EXERCISE: With the pictures omitted, write out the entries that follow exactly as they stand.

Start of EXERCISE INPUTS

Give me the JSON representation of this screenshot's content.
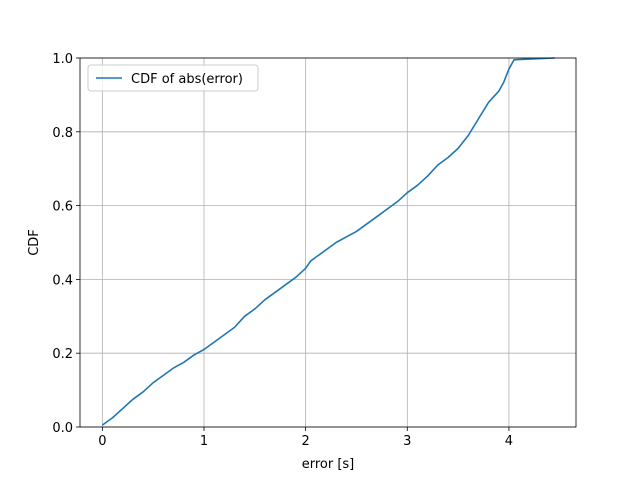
{
  "chart_data": {
    "type": "line",
    "title": "",
    "xlabel": "error [s]",
    "ylabel": "CDF",
    "xlim": [
      -0.22,
      4.66
    ],
    "ylim": [
      0.0,
      1.0
    ],
    "xticks": [
      0,
      1,
      2,
      3,
      4
    ],
    "xtick_labels": [
      "0",
      "1",
      "2",
      "3",
      "4"
    ],
    "yticks": [
      0.0,
      0.2,
      0.4,
      0.6,
      0.8,
      1.0
    ],
    "ytick_labels": [
      "0.0",
      "0.2",
      "0.4",
      "0.6",
      "0.8",
      "1.0"
    ],
    "grid": true,
    "legend_position": "upper-left",
    "series": [
      {
        "name": "CDF of abs(error)",
        "color": "#1f77b4",
        "x": [
          0.0,
          0.1,
          0.2,
          0.3,
          0.4,
          0.5,
          0.6,
          0.7,
          0.8,
          0.9,
          1.0,
          1.1,
          1.2,
          1.3,
          1.35,
          1.4,
          1.5,
          1.6,
          1.7,
          1.8,
          1.9,
          2.0,
          2.05,
          2.1,
          2.2,
          2.3,
          2.4,
          2.5,
          2.6,
          2.7,
          2.8,
          2.9,
          3.0,
          3.1,
          3.2,
          3.25,
          3.3,
          3.4,
          3.5,
          3.6,
          3.7,
          3.8,
          3.9,
          3.95,
          4.0,
          4.05,
          4.2,
          4.45
        ],
        "y": [
          0.005,
          0.025,
          0.05,
          0.075,
          0.095,
          0.12,
          0.14,
          0.16,
          0.175,
          0.195,
          0.21,
          0.23,
          0.25,
          0.27,
          0.285,
          0.3,
          0.32,
          0.345,
          0.365,
          0.385,
          0.405,
          0.43,
          0.45,
          0.46,
          0.48,
          0.5,
          0.515,
          0.53,
          0.55,
          0.57,
          0.59,
          0.61,
          0.635,
          0.655,
          0.68,
          0.695,
          0.71,
          0.73,
          0.755,
          0.79,
          0.835,
          0.88,
          0.91,
          0.935,
          0.97,
          0.995,
          0.997,
          1.0
        ]
      }
    ]
  }
}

End of EXERCISE INPUTS

IN RESPONSE:
Give me the JSON representation of this screenshot's content.
{
  "chart_data": {
    "type": "line",
    "title": "",
    "xlabel": "error [s]",
    "ylabel": "CDF",
    "xlim": [
      -0.22,
      4.66
    ],
    "ylim": [
      0.0,
      1.0
    ],
    "xticks": [
      0,
      1,
      2,
      3,
      4
    ],
    "xtick_labels": [
      "0",
      "1",
      "2",
      "3",
      "4"
    ],
    "yticks": [
      0.0,
      0.2,
      0.4,
      0.6,
      0.8,
      1.0
    ],
    "ytick_labels": [
      "0.0",
      "0.2",
      "0.4",
      "0.6",
      "0.8",
      "1.0"
    ],
    "grid": true,
    "legend_position": "upper-left",
    "series": [
      {
        "name": "CDF of abs(error)",
        "color": "#1f77b4",
        "x": [
          0.0,
          0.1,
          0.2,
          0.3,
          0.4,
          0.5,
          0.6,
          0.7,
          0.8,
          0.9,
          1.0,
          1.1,
          1.2,
          1.3,
          1.35,
          1.4,
          1.5,
          1.6,
          1.7,
          1.8,
          1.9,
          2.0,
          2.05,
          2.1,
          2.2,
          2.3,
          2.4,
          2.5,
          2.6,
          2.7,
          2.8,
          2.9,
          3.0,
          3.1,
          3.2,
          3.25,
          3.3,
          3.4,
          3.5,
          3.6,
          3.7,
          3.8,
          3.9,
          3.95,
          4.0,
          4.05,
          4.2,
          4.45
        ],
        "y": [
          0.005,
          0.025,
          0.05,
          0.075,
          0.095,
          0.12,
          0.14,
          0.16,
          0.175,
          0.195,
          0.21,
          0.23,
          0.25,
          0.27,
          0.285,
          0.3,
          0.32,
          0.345,
          0.365,
          0.385,
          0.405,
          0.43,
          0.45,
          0.46,
          0.48,
          0.5,
          0.515,
          0.53,
          0.55,
          0.57,
          0.59,
          0.61,
          0.635,
          0.655,
          0.68,
          0.695,
          0.71,
          0.73,
          0.755,
          0.79,
          0.835,
          0.88,
          0.91,
          0.935,
          0.97,
          0.995,
          0.997,
          1.0
        ]
      }
    ]
  }
}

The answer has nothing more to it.